— BEGIN —

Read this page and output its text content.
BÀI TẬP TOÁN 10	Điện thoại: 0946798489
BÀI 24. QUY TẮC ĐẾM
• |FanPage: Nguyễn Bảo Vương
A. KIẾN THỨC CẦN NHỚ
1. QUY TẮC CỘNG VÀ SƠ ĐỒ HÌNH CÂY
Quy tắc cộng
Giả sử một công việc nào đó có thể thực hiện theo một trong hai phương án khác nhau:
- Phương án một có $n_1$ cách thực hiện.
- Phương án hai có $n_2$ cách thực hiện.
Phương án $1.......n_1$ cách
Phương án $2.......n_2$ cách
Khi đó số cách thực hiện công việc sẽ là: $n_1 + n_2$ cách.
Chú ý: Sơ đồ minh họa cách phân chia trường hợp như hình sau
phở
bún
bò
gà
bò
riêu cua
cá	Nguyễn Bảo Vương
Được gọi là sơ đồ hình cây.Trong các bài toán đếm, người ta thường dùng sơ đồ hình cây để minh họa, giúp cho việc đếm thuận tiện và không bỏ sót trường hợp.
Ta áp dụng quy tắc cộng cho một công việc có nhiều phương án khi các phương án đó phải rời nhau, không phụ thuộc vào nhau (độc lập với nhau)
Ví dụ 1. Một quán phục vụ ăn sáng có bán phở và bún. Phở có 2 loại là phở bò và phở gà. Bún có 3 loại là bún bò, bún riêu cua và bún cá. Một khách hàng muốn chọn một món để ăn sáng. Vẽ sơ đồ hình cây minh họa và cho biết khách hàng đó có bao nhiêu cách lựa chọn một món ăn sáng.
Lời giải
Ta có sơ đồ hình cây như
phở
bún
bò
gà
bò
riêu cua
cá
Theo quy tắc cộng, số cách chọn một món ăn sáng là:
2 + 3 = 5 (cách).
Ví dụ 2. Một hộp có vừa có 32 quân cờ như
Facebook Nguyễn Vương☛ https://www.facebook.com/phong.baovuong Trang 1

— END —

- Job: Count the lines in which the string "trường" appears, then report only that figure.

- Written answer: 2